### [Metin parçası]

Süt ne ise kaymak o olduğuna göre, bizler kendimize bu alanda çeki düzen vermeliyiz ve bizi yönetenlere de doğru kararlar almalarında destek olmalıyız.

SİYASAL İSLAM, SİYASAL İSLAMCI …

Siyasal İslam veya İslamcılık çıkış noktası batılı fikir babalarına göre dinin her alanda devlet hayatını belirlemesidir. Yani hedefinde ne demekse artık, bir din devleti kurmak. Aslında dini hayatını düzene koymuş insanların siyasetle ilgilenmesini siyasal İslam sanıyoruz. Siyasal İslam bu değildir. Siyasal İslam batılı düşünür ve bilim adamlarının deyimi ile, devlet yönetiminin tüm kurum ve kurallarıyla İslami düşünceye en yakın yönetmenin bir şeklidir. Dini yaşantılarında ön plana alan insanların devlet yönetiminde yer almaları, bir takım görevlere gelmeleri biz Müslümanları dini hassasiyetleri olan bu kişilerden, güçlerinin üzerinde beklentilere sokuyor. İslami hassasiyetlerimiz tam olarak bu kişiler tarafından gözetilemediği zamanlarda, gerekli yasaların çıkarılmasına karşın toplumdaki zaman zaman mahalle baskısından kurtulamadığımız dönemlerde kıyasıya eleştiriyoruz. Bu batı kaynaklı hastalığımızdan bir an önce kurtulmalıyız. Alnı secdeye giden insanlarımızın devlet görevlerinde yanında olmalıyız.

### [Kısa alıştırma 1]
Kayıtların ilk satırından başlayıp "title: AUTOMATED REGULATORY" ifadesini içeren satırdan sonra durunuz. Bu satırları, boş satırları atlayarak numaralı bir liste hâlinde veriniz.
Metin ile kayıtlar birbirinden ayrı malzemelerdir.

### [Görev malzemesi]
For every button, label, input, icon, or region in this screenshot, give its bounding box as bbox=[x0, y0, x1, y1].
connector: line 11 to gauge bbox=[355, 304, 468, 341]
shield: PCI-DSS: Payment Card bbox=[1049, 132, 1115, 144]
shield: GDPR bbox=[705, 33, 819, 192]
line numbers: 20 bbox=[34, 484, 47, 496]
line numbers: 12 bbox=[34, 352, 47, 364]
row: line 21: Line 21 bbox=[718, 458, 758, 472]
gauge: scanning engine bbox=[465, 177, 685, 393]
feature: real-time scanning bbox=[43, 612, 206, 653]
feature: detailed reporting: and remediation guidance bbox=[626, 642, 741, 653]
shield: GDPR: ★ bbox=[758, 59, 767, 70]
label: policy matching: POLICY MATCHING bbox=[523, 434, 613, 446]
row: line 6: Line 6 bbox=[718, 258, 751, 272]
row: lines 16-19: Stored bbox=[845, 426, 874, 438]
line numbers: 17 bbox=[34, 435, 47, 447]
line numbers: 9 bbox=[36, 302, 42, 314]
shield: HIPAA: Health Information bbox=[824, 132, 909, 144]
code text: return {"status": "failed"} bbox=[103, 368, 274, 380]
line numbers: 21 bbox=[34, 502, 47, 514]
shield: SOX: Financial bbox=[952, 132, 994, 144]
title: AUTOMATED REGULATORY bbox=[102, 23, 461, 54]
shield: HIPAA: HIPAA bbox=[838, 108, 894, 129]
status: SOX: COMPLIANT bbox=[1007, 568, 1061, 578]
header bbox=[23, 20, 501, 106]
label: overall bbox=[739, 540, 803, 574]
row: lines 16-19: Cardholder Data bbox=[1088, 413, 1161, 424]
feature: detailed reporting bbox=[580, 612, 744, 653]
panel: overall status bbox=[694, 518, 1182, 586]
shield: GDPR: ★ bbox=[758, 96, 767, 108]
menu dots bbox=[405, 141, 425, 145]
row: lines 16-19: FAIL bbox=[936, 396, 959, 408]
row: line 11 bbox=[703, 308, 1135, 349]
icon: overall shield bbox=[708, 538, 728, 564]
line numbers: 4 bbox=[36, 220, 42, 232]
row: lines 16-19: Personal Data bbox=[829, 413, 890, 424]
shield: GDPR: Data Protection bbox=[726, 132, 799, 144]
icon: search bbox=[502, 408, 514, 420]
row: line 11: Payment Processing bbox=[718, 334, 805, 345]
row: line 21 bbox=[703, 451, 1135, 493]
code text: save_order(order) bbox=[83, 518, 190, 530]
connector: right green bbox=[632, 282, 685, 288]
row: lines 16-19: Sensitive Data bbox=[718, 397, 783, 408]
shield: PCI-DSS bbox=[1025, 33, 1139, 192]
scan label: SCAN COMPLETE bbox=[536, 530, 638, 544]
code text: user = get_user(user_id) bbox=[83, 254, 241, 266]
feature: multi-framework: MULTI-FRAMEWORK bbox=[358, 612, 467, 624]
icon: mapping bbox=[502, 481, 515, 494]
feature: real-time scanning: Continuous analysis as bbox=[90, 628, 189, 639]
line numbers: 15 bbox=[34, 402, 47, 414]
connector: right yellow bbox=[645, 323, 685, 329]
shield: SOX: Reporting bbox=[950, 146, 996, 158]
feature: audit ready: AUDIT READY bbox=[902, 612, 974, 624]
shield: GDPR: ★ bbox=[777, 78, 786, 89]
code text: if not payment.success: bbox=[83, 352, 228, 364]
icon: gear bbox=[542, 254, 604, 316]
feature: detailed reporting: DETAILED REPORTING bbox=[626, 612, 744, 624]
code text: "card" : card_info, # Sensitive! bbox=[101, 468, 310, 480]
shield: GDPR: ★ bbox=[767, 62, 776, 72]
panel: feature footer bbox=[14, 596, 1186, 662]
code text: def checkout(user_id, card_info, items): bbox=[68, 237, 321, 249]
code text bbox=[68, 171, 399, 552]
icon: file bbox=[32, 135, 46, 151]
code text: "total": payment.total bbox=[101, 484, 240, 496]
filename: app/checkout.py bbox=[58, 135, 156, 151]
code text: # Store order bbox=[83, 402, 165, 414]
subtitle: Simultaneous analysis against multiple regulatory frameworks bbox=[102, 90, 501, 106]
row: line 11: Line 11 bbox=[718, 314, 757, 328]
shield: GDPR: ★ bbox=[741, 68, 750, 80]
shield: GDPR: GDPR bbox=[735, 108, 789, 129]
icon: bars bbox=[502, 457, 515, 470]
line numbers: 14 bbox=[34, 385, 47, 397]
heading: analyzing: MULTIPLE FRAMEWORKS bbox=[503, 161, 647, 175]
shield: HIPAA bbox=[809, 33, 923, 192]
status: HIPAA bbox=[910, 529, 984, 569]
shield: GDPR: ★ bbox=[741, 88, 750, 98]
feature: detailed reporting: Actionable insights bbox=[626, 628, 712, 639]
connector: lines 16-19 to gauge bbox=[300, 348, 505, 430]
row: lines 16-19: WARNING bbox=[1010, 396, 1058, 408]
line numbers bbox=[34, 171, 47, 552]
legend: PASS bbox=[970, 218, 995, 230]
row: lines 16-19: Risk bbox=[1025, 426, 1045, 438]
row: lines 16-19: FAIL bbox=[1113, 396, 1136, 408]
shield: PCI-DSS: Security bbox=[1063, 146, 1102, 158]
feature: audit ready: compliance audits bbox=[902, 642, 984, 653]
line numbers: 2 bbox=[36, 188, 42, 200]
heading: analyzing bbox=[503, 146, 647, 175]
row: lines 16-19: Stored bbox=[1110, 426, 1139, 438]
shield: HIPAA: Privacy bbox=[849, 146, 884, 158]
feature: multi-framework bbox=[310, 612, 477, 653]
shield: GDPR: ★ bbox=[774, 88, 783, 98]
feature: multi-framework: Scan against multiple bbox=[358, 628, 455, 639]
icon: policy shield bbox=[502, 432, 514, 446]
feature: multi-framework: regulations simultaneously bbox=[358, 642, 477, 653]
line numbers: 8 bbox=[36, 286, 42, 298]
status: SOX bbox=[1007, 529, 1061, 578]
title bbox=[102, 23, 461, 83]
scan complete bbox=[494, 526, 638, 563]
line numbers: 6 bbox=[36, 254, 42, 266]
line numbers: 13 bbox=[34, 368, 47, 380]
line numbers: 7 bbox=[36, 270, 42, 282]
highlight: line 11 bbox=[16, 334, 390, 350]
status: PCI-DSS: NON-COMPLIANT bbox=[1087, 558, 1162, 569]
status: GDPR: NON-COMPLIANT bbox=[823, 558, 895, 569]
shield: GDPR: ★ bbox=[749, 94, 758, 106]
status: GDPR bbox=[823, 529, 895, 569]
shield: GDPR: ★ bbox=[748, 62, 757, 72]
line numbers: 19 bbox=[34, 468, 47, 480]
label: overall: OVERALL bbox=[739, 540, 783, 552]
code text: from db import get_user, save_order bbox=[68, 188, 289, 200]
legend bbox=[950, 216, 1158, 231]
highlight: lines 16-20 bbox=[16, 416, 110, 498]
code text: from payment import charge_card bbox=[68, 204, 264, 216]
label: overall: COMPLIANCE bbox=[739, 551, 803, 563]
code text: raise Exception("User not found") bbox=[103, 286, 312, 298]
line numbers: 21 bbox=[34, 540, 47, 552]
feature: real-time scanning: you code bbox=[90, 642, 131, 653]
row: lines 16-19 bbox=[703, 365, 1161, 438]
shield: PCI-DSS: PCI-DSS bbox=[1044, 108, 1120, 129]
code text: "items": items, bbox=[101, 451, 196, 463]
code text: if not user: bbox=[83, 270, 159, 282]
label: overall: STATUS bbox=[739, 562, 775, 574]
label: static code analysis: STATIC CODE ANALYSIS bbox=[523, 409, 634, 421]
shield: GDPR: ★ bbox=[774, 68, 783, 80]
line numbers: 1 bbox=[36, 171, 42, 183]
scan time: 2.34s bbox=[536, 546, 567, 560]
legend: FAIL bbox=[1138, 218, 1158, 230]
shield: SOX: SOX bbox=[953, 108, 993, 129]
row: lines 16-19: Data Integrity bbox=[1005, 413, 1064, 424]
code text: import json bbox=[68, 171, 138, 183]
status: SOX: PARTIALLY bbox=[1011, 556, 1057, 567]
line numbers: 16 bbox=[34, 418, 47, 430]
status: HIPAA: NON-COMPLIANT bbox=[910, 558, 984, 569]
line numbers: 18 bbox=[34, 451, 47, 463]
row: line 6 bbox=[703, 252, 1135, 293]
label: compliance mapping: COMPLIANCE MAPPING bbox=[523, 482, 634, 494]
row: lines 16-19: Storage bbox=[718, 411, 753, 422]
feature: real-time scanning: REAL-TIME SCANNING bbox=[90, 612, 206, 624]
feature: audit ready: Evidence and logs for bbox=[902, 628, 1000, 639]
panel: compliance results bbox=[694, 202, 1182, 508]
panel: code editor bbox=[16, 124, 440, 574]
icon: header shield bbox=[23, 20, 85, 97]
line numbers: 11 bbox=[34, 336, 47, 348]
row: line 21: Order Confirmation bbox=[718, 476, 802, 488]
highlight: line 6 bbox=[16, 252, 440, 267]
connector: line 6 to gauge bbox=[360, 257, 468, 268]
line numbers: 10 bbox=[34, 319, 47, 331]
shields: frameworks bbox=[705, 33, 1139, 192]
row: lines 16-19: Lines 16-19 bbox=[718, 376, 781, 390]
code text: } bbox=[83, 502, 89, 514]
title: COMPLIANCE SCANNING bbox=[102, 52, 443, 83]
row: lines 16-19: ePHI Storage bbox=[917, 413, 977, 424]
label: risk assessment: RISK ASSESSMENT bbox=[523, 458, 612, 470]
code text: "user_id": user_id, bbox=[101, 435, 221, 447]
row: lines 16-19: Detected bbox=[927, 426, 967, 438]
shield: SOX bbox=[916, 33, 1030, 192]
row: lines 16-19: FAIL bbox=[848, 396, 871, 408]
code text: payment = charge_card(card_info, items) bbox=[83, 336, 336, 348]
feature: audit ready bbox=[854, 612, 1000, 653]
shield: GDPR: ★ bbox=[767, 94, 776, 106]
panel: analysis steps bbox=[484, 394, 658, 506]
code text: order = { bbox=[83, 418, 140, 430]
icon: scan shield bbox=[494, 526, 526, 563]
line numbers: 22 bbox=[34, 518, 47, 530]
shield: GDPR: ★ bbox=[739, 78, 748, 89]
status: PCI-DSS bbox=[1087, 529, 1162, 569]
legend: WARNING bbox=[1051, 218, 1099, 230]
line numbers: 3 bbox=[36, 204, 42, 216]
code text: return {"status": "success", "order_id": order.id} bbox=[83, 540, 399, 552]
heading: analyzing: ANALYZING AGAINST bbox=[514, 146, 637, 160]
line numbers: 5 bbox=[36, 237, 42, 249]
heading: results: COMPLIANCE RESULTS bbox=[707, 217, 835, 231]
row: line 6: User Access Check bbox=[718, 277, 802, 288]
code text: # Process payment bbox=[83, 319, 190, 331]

### [Kısa alıştırma 2]
Siyasal İslam konulu metinde "Süt ne ise kaymak" sözlerinin geçtiği yerden başlayınız, "almalarında destek olmalıyız." sözlerinden sonra durunuz ve bu bölümü aynen yazınız.

### [Doğru cevap 1]
1. For every button, label, input, icon, or region in this screenshot, give its bounding box as bbox=[x0, y0, x1, y1].
2. connector: line 11 to gauge bbox=[355, 304, 468, 341]
3. shield: PCI-DSS: Payment Card bbox=[1049, 132, 1115, 144]
4. shield: GDPR bbox=[705, 33, 819, 192]
5. line numbers: 20 bbox=[34, 484, 47, 496]
6. line numbers: 12 bbox=[34, 352, 47, 364]
7. row: line 21: Line 21 bbox=[718, 458, 758, 472]
8. gauge: scanning engine bbox=[465, 177, 685, 393]
9. feature: real-time scanning bbox=[43, 612, 206, 653]
10. feature: detailed reporting: and remediation guidance bbox=[626, 642, 741, 653]
11. shield: GDPR: ★ bbox=[758, 59, 767, 70]
12. label: policy matching: POLICY MATCHING bbox=[523, 434, 613, 446]
13. row: line 6: Line 6 bbox=[718, 258, 751, 272]
14. row: lines 16-19: Stored bbox=[845, 426, 874, 438]
15. line numbers: 17 bbox=[34, 435, 47, 447]
16. line numbers: 9 bbox=[36, 302, 42, 314]
17. shield: HIPAA: Health Information bbox=[824, 132, 909, 144]
18. code text: return {"status": "failed"} bbox=[103, 368, 274, 380]
19. line numbers: 21 bbox=[34, 502, 47, 514]
20. shield: SOX: Financial bbox=[952, 132, 994, 144]
21. title: AUTOMATED REGULATORY bbox=[102, 23, 461, 54]

### [Doğru cevap 2]
Süt ne ise kaymak o olduğuna göre, bizler kendimize bu alanda çeki düzen vermeliyiz ve bizi yönetenlere de doğru kararlar almalarında destek olmalıyız.